── DATA IN THIS EXERCISE ──

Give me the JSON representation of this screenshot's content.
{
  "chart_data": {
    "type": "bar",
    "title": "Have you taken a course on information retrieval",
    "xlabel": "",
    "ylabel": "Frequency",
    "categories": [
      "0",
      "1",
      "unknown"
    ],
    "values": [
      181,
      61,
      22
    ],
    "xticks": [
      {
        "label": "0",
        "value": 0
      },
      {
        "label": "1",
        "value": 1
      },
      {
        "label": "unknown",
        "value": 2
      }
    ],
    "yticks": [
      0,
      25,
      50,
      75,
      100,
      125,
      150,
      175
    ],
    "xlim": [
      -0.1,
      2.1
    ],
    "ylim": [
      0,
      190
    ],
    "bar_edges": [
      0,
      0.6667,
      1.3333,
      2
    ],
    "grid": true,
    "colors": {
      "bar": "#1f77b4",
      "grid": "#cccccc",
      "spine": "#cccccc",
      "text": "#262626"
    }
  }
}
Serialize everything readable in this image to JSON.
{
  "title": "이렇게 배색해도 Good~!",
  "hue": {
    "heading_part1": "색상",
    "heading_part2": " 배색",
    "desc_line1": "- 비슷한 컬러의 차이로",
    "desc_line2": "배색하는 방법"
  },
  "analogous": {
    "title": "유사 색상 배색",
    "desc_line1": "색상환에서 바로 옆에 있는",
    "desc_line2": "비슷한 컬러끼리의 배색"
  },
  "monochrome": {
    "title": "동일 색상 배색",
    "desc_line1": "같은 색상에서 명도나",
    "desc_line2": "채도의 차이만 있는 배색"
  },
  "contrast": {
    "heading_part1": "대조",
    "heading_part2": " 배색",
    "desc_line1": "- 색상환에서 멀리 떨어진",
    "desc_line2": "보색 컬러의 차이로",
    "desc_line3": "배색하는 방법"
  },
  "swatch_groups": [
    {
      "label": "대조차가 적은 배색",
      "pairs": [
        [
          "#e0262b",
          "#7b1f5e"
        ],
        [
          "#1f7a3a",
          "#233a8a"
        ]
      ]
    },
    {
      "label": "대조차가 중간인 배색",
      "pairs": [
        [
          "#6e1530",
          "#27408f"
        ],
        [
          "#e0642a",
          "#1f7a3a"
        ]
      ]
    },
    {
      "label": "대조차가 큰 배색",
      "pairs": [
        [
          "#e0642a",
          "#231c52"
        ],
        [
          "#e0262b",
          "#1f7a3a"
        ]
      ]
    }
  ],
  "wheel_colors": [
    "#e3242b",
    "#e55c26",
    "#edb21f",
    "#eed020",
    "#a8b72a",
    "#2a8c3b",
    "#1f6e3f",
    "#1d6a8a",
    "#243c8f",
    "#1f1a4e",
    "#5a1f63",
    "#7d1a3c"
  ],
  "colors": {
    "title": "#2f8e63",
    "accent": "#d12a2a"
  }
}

───

* _WHAT THE EXERCISE ASKS_: Quote all the records. Keep every word exact.

* _ANSWER TO THE TASK_:
Give me the JSON representation of this screenshot's content.
{
  "chart_data": {
    "type": "bar",
    "title": "Have you taken a course on information retrieval",
    "xlabel": "",
    "ylabel": "Frequency",
    "categories": [
      "0",
      "1",
      "unknown"
    ],
    "values": [
      181,
      61,
      22
    ],
    "xticks": [
      {
        "label": "0",
        "value": 0
      },
      {
        "label": "1",
        "value": 1
      },
      {
        "label": "unknown",
        "value": 2
      }
    ],
    "yticks": [
      0,
      25,
      50,
      75,
      100,
      125,
      150,
      175
    ],
    "xlim": [
      -0.1,
      2.1
    ],
    "ylim": [
      0,
      190
    ],
    "bar_edges": [
      0,
      0.6667,
      1.3333,
      2
    ],
    "grid": true,
    "colors": {
      "bar": "#1f77b4",
      "grid": "#cccccc",
      "spine": "#cccccc",
      "text": "#262626"
    }
  }
}
Serialize everything readable in this image to JSON.
{
  "title": "이렇게 배색해도 Good~!",
  "hue": {
    "heading_part1": "색상",
    "heading_part2": " 배색",
    "desc_line1": "- 비슷한 컬러의 차이로",
    "desc_line2": "배색하는 방법"
  },
  "analogous": {
    "title": "유사 색상 배색",
    "desc_line1": "색상환에서 바로 옆에 있는",
    "desc_line2": "비슷한 컬러끼리의 배색"
  },
  "monochrome": {
    "title": "동일 색상 배색",
    "desc_line1": "같은 색상에서 명도나",
    "desc_line2": "채도의 차이만 있는 배색"
  },
  "contrast": {
    "heading_part1": "대조",
    "heading_part2": " 배색",
    "desc_line1": "- 색상환에서 멀리 떨어진",
    "desc_line2": "보색 컬러의 차이로",
    "desc_line3": "배색하는 방법"
  },
  "swatch_groups": [
    {
      "label": "대조차가 적은 배색",
      "pairs": [
        [
          "#e0262b",
          "#7b1f5e"
        ],
        [
          "#1f7a3a",
          "#233a8a"
        ]
      ]
    },
    {
      "label": "대조차가 중간인 배색",
      "pairs": [
        [
          "#6e1530",
          "#27408f"
        ],
        [
          "#e0642a",
          "#1f7a3a"
        ]
      ]
    },
    {
      "label": "대조차가 큰 배색",
      "pairs": [
        [
          "#e0642a",
          "#231c52"
        ],
        [
          "#e0262b",
          "#1f7a3a"
        ]
      ]
    }
  ],
  "wheel_colors": [
    "#e3242b",
    "#e55c26",
    "#edb21f",
    "#eed020",
    "#a8b72a",
    "#2a8c3b",
    "#1f6e3f",
    "#1d6a8a",
    "#243c8f",
    "#1f1a4e",
    "#5a1f63",
    "#7d1a3c"
  ],
  "colors": {
    "title": "#2f8e63",
    "accent": "#d12a2a"
  }
}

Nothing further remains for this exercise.